» TASK INSTRUCTIONS: Reproduce the entire primes and composites page below, word for word.

Primes & Composites

Integral fission is a variant of prime factorization trees allows the creation of a treasure trove of puzzles. The newest puzzle is to find the first time each Integral Fission shape is encountered. Download the Puzzle-sheet, instructions and solutions here.

GCF Bingo is a game where students can both strategize and gain practice calculating the greatest common factor of a set of numbers.

Download the pdf for the game here.

This is one of the must-play games in your classroom whenever you start tackling prime and composite numbers. References to the $1,000,000 prize are a long way away, but I hope one day to be able to tell you all that it is true.

Attached is a pdf game-sheet for your students.

Klingon Attack

The Earth is being attacked by Klingons. It is your job to shoot the enemy spaceships out of the sky using our single ion cannon. Download a pdf of puzzle-sheets here.

Much thanks to Ex Astris Scientia for their permission to reprint their engaging starships.

To save Earth we must fire our ion cannon - starting at the rear of the ship. Ask the students how long they want to wait before they target the upper left deflector. They might say "10 seconds." You re-phase it "time 10" so students understand that this puzzle can be played slowly.

» DATASET ENTRIES:
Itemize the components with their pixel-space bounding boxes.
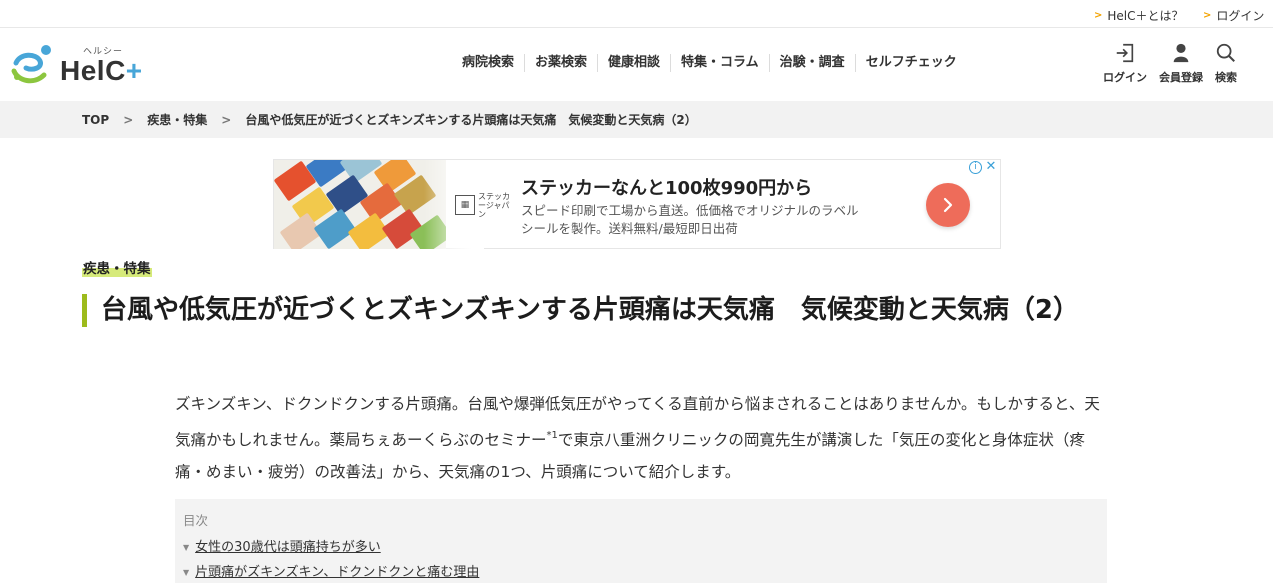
- ad-cta-button[interactable]: [926, 183, 970, 227]
- global-nav: 病院検索 お薬検索 健康相談 特集・コラム 治験・調査 セルフチェック: [452, 54, 967, 72]
- breadcrumb: TOP > 疾患・特集 > 台風や低気圧が近づくとズキンズキンする片頭痛は天気痛…: [0, 101, 1273, 138]
- sticker-icon: ▦: [455, 195, 475, 215]
- login-button[interactable]: ログイン: [1103, 42, 1147, 85]
- triangle-down-icon: ▼: [183, 543, 190, 552]
- top-login-label: ログイン: [1216, 9, 1265, 23]
- chevron-right-icon: >: [221, 112, 232, 127]
- top-login-link[interactable]: > ログイン: [1203, 7, 1264, 24]
- ad-brand-text: ステッカージャパン: [478, 191, 510, 219]
- chevron-right-icon: [943, 197, 953, 213]
- site-logo[interactable]: ヘルシー HelC+: [10, 41, 160, 89]
- toc-title: 目次: [183, 513, 209, 528]
- register-button-label: 会員登録: [1159, 71, 1203, 84]
- article-lead: ズキンズキン、ドクンドクンする片頭痛。台風や爆弾低気圧がやってくる直前から悩まさ…: [175, 388, 1115, 488]
- ad-info-icon[interactable]: i: [969, 161, 982, 174]
- chevron-right-icon: >: [123, 112, 134, 127]
- nav-self-check[interactable]: セルフチェック: [854, 54, 967, 72]
- person-icon: [1173, 43, 1189, 63]
- chevron-right-icon: >: [1203, 10, 1212, 21]
- toc-item[interactable]: ▼ 片頭痛がズキンズキン、ドクンドクンと痛む理由: [183, 560, 1099, 583]
- search-icon: [1216, 43, 1235, 62]
- register-button[interactable]: 会員登録: [1159, 42, 1203, 85]
- category-tag[interactable]: 疾患・特集: [82, 257, 152, 277]
- article-title: 台風や低気圧が近づくとズキンズキンする片頭痛は天気痛 気候変動と天気病（2）: [101, 295, 1080, 325]
- breadcrumb-current: 台風や低気圧が近づくとズキンズキンする片頭痛は天気痛 気候変動と天気病（2）: [245, 113, 697, 127]
- toc-item-label: 片頭痛がズキンズキン、ドクンドクンと痛む理由: [195, 565, 480, 580]
- table-of-contents: 目次 ▼ 女性の30歳代は頭痛持ちが多い ▼ 片頭痛がズキンズキン、ドクンドクンと痛…: [175, 499, 1107, 583]
- about-link-label: HelC＋とは？: [1107, 9, 1184, 23]
- login-icon: [1116, 43, 1134, 63]
- ad-desc-line1: スピード印刷で工場から直送。低価格でオリジナルのラベル: [521, 203, 859, 218]
- breadcrumb-top[interactable]: TOP: [82, 113, 109, 127]
- ad-image: [274, 160, 446, 249]
- site-header: ヘルシー HelC+ 病院検索 お薬検索 健康相談 特集・コラム 治験・調査 セ…: [0, 28, 1273, 101]
- nav-health-consultation[interactable]: 健康相談: [597, 54, 670, 72]
- login-button-label: ログイン: [1103, 71, 1147, 84]
- nav-hospital-search[interactable]: 病院検索: [452, 54, 524, 72]
- ad-desc-line2: シールを製作。送料無料/最短即日出荷: [521, 221, 738, 236]
- footnote-ref[interactable]: *1: [547, 430, 558, 441]
- nav-features-columns[interactable]: 特集・コラム: [670, 54, 769, 72]
- about-link[interactable]: > HelC＋とは？: [1094, 7, 1184, 24]
- header-icon-menu: ログイン 会員登録 検索: [1103, 42, 1249, 85]
- triangle-down-icon: ▼: [183, 568, 190, 577]
- search-button[interactable]: 検索: [1215, 42, 1237, 85]
- ad-title[interactable]: ステッカーなんと100枚990円から: [521, 174, 812, 200]
- ad-banner[interactable]: ▦ ステッカージャパン ステッカーなんと100枚990円から スピード印刷で工場…: [273, 159, 1001, 249]
- chevron-right-icon: >: [1094, 10, 1103, 21]
- logo-word: HelC: [60, 55, 126, 86]
- ad-description: スピード印刷で工場から直送。低価格でオリジナルのラベル シールを製作。送料無料/…: [521, 202, 901, 238]
- ad-brand-logo: ▦ ステッカージャパン: [455, 191, 513, 219]
- nav-medicine-search[interactable]: お薬検索: [524, 54, 597, 72]
- article-title-block: 台風や低気圧が近づくとズキンズキンする片頭痛は天気痛 気候変動と天気病（2）: [82, 294, 1162, 327]
- nav-clinical-trials[interactable]: 治験・調査: [768, 54, 855, 72]
- search-button-label: 検索: [1215, 71, 1237, 84]
- logo-plus: +: [125, 55, 143, 86]
- toc-item[interactable]: ▼ 女性の30歳代は頭痛持ちが多い: [183, 535, 1099, 560]
- logo-text: HelC+: [60, 55, 143, 87]
- utility-bar: > HelC＋とは？ > ログイン: [0, 0, 1273, 28]
- toc-item-label: 女性の30歳代は頭痛持ちが多い: [195, 540, 381, 555]
- ad-close-icon[interactable]: ✕: [984, 160, 998, 174]
- breadcrumb-category[interactable]: 疾患・特集: [147, 111, 207, 128]
- logo-mark-icon: [11, 45, 51, 84]
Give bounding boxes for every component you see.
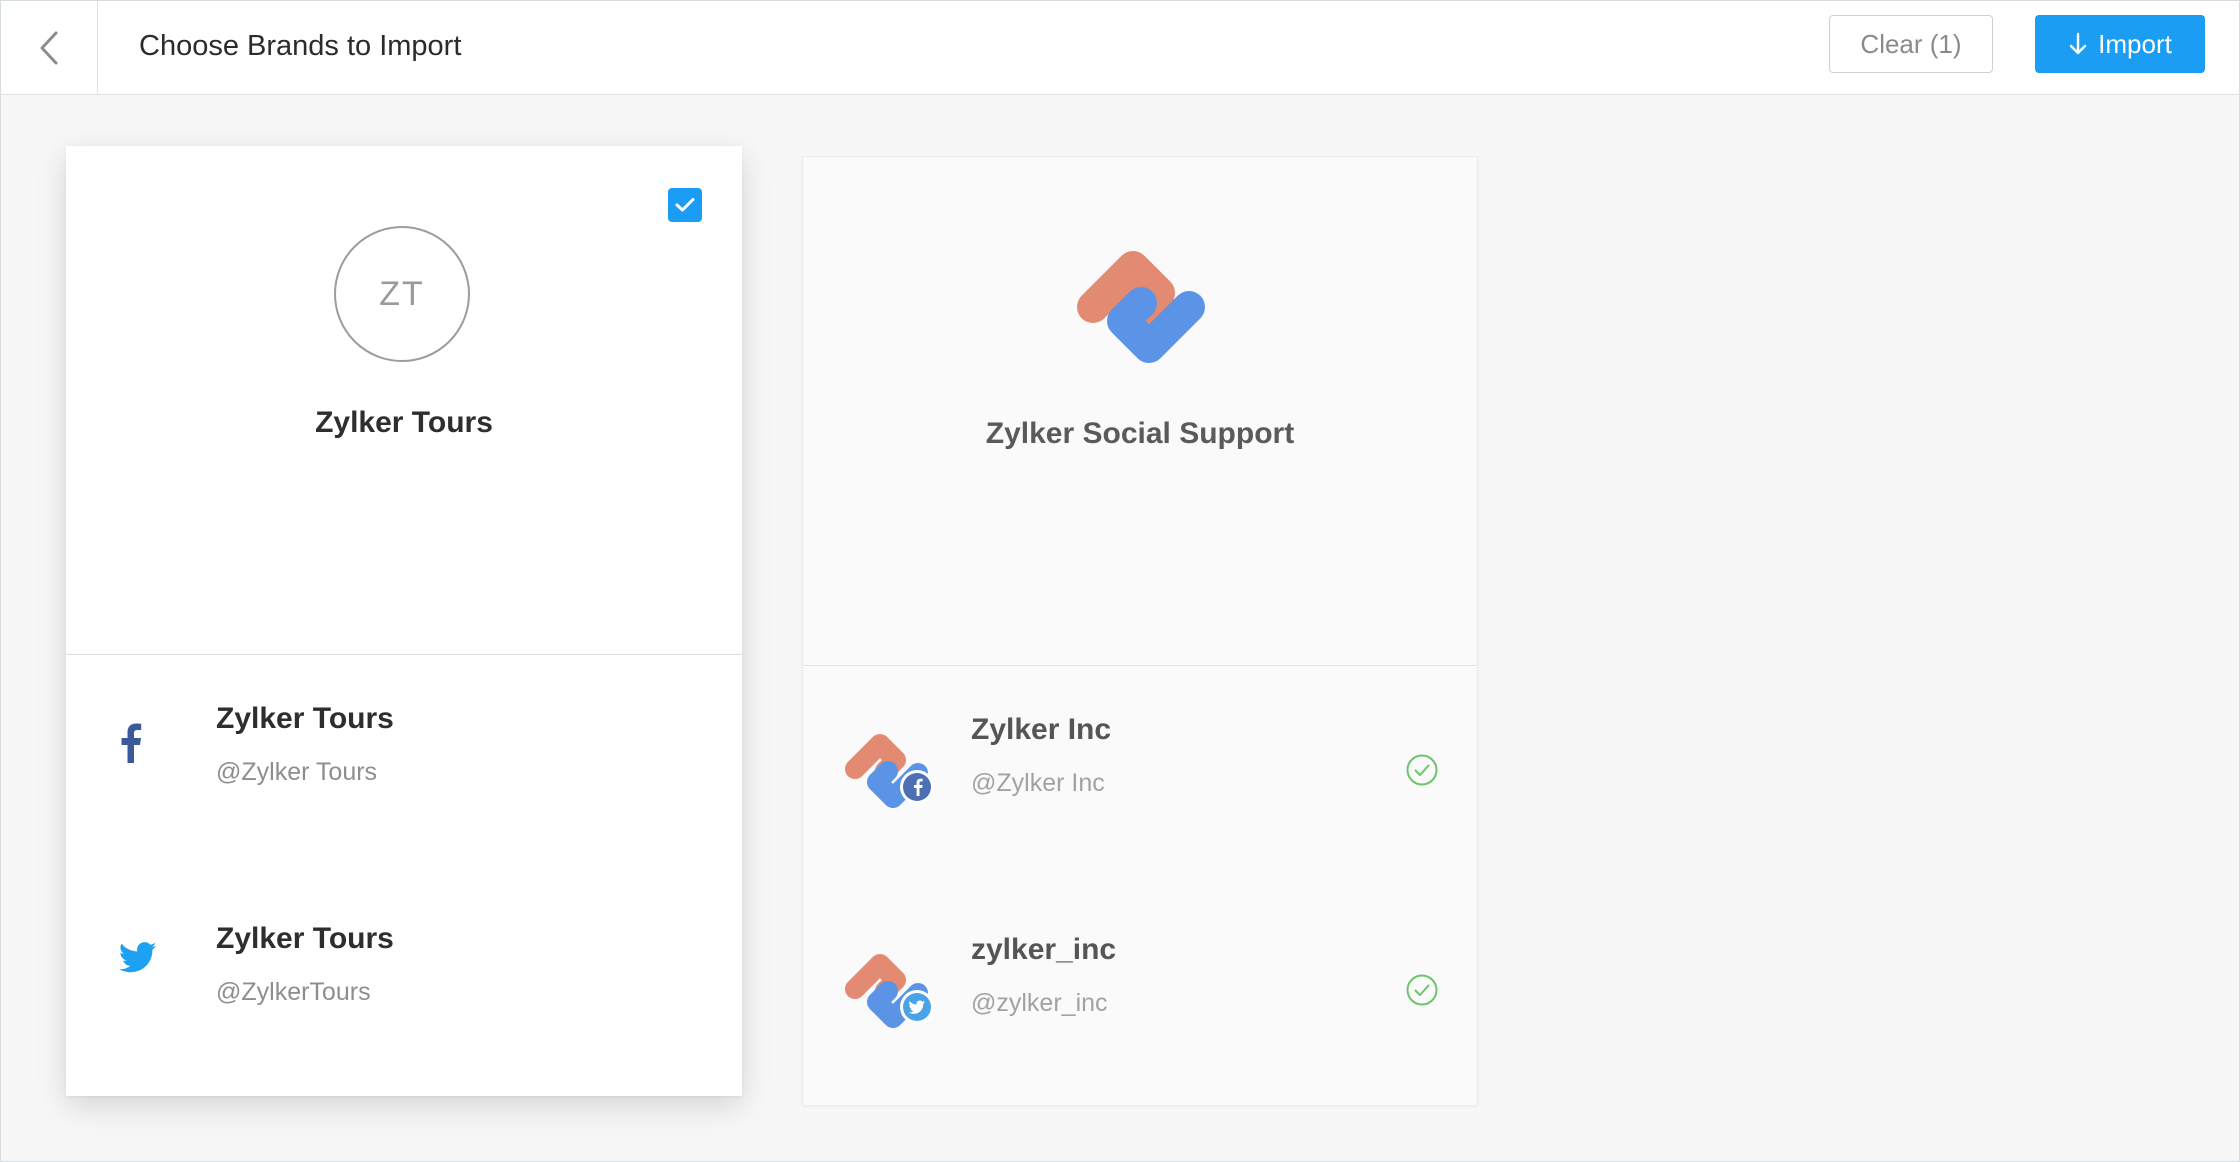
account-handle: @Zylker Tours — [216, 758, 378, 786]
twitter-icon — [118, 938, 158, 978]
account-name: Zylker Tours — [216, 702, 394, 735]
account-row-twitter: Zylker Tours @ZylkerTours — [66, 902, 742, 1062]
brand-name: Zylker Social Support — [985, 417, 1295, 450]
facebook-icon — [106, 718, 156, 768]
arrow-down-icon — [2069, 32, 2087, 55]
account-row-facebook: Zylker Tours @Zylker Tours — [66, 682, 742, 842]
brand-select-checkbox[interactable] — [668, 188, 702, 222]
import-button-label: Import — [2098, 28, 2172, 59]
imported-check-icon — [1406, 754, 1438, 786]
account-row-facebook: Zylker Inc @Zylker Inc — [803, 693, 1477, 853]
import-button[interactable]: Import — [2035, 15, 2205, 73]
brand-card-zylker-social-support[interactable]: Zylker Social Support Zylker Inc @Zylker… — [802, 156, 1478, 1106]
account-handle: @Zylker Inc — [971, 769, 1105, 797]
account-handle: @zylker_inc — [971, 989, 1108, 1017]
page-title: Choose Brands to Import — [139, 30, 462, 62]
account-handle: @ZylkerTours — [216, 978, 371, 1006]
brand-avatar: ZT — [334, 226, 470, 362]
chevron-left-icon — [40, 31, 58, 64]
account-name: zylker_inc — [971, 933, 1117, 966]
zylker-logo — [1077, 251, 1205, 363]
imported-check-icon — [1406, 974, 1438, 1006]
brand-card-header: ZT Zylker Tours — [66, 146, 742, 655]
account-name: Zylker Inc — [971, 713, 1112, 746]
account-name: Zylker Tours — [216, 922, 394, 955]
zylker-account-logo — [841, 943, 939, 1041]
checkmark-icon — [675, 198, 695, 212]
back-button[interactable] — [1, 1, 98, 94]
zylker-account-logo — [841, 723, 939, 821]
account-row-twitter: zylker_inc @zylker_inc — [803, 913, 1477, 1073]
page-header: Choose Brands to Import Clear (1) Import — [1, 1, 2239, 95]
brand-name: Zylker Tours — [315, 406, 493, 439]
brand-card-zylker-tours[interactable]: ZT Zylker Tours Zylker Tours @Zylker Tou… — [66, 146, 742, 1096]
brand-card-header: Zylker Social Support — [803, 157, 1477, 666]
clear-selection-button[interactable]: Clear (1) — [1829, 15, 1993, 73]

» THE ANSWER:
Primes & Composites

Integral fission is a variant of prime factorization trees allows the creation of a treasure trove of puzzles. The newest puzzle is to find the first time each Integral Fission shape is encountered. Download the Puzzle-sheet, instructions and solutions here.

GCF Bingo is a game where students can both strategize and gain practice calculating the greatest common factor of a set of numbers.

Download the pdf for the game here.

This is one of the must-play games in your classroom whenever you start tackling prime and composite numbers. References to the $1,000,000 prize are a long way away, but I hope one day to be able to tell you all that it is true.

Attached is a pdf game-sheet for your students.

Klingon Attack

The Earth is being attacked by Klingons. It is your job to shoot the enemy spaceships out of the sky using our single ion cannon. Download a pdf of puzzle-sheets here.

Much thanks to Ex Astris Scientia for their permission to reprint their engaging starships.

To save Earth we must fire our ion cannon - starting at the rear of the ship. Ask the students how long they want to wait before they target the upper left deflector. They might say "10 seconds." You re-phase it "time 10" so students understand that this puzzle can be played slowly.